Requirement - Pull out each line of the data that includes the word "text".
■ ■ ■ ■ ■ ■ ■
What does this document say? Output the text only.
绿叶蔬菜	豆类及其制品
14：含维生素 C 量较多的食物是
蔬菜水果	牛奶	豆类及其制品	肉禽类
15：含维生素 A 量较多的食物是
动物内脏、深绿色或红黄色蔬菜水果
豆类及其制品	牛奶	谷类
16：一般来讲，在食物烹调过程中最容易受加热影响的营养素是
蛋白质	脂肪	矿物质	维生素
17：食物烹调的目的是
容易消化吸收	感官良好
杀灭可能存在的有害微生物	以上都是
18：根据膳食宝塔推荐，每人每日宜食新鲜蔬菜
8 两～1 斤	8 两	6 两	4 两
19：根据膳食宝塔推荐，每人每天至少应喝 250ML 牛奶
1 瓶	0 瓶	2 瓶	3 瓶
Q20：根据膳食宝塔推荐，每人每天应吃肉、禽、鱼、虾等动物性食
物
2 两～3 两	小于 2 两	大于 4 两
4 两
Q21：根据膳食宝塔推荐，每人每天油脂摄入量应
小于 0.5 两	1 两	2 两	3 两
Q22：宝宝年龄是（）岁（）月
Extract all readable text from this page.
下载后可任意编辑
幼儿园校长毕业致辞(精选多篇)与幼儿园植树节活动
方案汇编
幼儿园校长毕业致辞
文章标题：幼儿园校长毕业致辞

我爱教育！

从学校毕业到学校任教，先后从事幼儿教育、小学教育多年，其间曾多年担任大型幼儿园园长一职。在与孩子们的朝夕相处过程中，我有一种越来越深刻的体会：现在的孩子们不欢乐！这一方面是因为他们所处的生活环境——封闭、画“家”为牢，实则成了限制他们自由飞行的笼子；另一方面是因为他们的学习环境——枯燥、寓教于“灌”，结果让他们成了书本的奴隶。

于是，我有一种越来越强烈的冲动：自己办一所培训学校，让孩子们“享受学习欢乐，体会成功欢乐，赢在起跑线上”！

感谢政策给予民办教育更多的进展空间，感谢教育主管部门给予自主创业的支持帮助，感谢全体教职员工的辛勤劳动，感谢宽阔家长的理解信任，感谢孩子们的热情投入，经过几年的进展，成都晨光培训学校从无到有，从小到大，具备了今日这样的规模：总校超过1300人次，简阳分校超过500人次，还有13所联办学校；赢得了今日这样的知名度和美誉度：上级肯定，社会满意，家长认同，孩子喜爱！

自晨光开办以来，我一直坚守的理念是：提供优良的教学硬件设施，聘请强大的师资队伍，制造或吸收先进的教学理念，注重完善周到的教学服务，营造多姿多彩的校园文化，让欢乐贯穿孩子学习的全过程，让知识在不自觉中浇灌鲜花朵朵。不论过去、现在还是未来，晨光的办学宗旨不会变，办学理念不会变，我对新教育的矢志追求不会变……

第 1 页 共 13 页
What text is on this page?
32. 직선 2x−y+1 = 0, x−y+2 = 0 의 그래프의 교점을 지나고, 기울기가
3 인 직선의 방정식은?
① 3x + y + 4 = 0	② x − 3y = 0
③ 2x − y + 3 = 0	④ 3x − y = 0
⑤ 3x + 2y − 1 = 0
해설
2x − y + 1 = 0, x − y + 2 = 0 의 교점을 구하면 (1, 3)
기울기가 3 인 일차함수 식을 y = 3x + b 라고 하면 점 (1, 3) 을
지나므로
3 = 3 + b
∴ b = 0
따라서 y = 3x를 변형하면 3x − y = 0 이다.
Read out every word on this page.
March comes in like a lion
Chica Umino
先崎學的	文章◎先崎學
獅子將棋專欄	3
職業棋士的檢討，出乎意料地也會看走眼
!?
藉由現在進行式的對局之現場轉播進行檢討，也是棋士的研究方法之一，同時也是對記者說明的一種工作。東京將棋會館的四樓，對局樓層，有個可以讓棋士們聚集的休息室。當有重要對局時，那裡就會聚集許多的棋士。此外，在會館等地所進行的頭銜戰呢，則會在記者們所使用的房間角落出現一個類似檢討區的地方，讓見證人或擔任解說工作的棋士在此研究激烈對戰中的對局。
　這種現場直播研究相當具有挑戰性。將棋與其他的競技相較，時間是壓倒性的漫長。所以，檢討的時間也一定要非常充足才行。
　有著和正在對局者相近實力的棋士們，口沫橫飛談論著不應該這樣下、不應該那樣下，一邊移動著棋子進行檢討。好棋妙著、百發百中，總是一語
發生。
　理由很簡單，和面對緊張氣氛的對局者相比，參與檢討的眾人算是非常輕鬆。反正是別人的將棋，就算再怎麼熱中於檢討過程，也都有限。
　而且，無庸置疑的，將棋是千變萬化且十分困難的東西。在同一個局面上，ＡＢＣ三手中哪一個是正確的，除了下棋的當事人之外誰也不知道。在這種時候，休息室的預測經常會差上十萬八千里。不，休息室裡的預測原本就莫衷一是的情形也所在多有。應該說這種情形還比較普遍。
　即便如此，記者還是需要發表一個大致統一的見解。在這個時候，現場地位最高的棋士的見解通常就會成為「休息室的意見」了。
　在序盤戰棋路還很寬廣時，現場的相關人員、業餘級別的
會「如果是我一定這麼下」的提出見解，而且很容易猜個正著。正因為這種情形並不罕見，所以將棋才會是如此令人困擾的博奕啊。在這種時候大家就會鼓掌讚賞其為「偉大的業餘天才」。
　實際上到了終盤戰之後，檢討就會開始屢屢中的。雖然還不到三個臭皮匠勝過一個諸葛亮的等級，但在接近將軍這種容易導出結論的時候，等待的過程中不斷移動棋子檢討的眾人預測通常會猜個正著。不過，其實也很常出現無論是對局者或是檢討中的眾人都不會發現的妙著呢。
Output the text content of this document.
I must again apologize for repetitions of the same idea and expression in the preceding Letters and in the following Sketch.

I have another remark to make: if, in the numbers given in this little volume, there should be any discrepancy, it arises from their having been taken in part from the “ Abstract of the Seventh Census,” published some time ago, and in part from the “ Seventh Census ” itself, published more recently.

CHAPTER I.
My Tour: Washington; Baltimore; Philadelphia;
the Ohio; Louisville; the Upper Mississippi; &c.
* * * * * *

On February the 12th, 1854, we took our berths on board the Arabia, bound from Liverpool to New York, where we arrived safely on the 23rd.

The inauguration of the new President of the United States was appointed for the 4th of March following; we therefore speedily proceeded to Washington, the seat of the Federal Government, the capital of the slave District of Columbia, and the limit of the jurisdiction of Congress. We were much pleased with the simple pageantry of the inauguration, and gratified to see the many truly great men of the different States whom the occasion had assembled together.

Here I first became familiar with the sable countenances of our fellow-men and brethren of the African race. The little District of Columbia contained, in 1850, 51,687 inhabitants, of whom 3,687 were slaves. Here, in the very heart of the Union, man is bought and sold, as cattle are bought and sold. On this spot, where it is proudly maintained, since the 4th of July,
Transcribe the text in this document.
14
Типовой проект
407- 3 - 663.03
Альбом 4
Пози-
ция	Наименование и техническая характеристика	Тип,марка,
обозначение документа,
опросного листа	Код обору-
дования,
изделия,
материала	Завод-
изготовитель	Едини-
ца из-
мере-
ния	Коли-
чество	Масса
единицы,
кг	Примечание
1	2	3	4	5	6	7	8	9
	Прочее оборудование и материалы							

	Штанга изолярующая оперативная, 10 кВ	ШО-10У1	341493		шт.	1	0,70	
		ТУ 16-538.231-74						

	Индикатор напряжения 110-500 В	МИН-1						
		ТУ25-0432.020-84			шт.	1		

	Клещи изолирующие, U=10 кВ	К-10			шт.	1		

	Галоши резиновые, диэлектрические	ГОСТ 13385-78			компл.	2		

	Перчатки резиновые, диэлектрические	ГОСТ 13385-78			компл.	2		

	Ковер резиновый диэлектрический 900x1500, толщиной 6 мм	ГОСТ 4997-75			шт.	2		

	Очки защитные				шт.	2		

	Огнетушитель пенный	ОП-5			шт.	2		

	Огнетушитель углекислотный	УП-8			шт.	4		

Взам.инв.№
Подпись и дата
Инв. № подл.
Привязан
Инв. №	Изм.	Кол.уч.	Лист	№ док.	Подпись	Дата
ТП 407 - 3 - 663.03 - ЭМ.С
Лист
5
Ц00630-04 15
■ ■ ■ ■ ■ ■ ■
Response for this exercise -
What does this document say? Output the text only.
Extract all readable text from this page.
What text is on this page?
Output the text content of this document.
Transcribe the text in this document.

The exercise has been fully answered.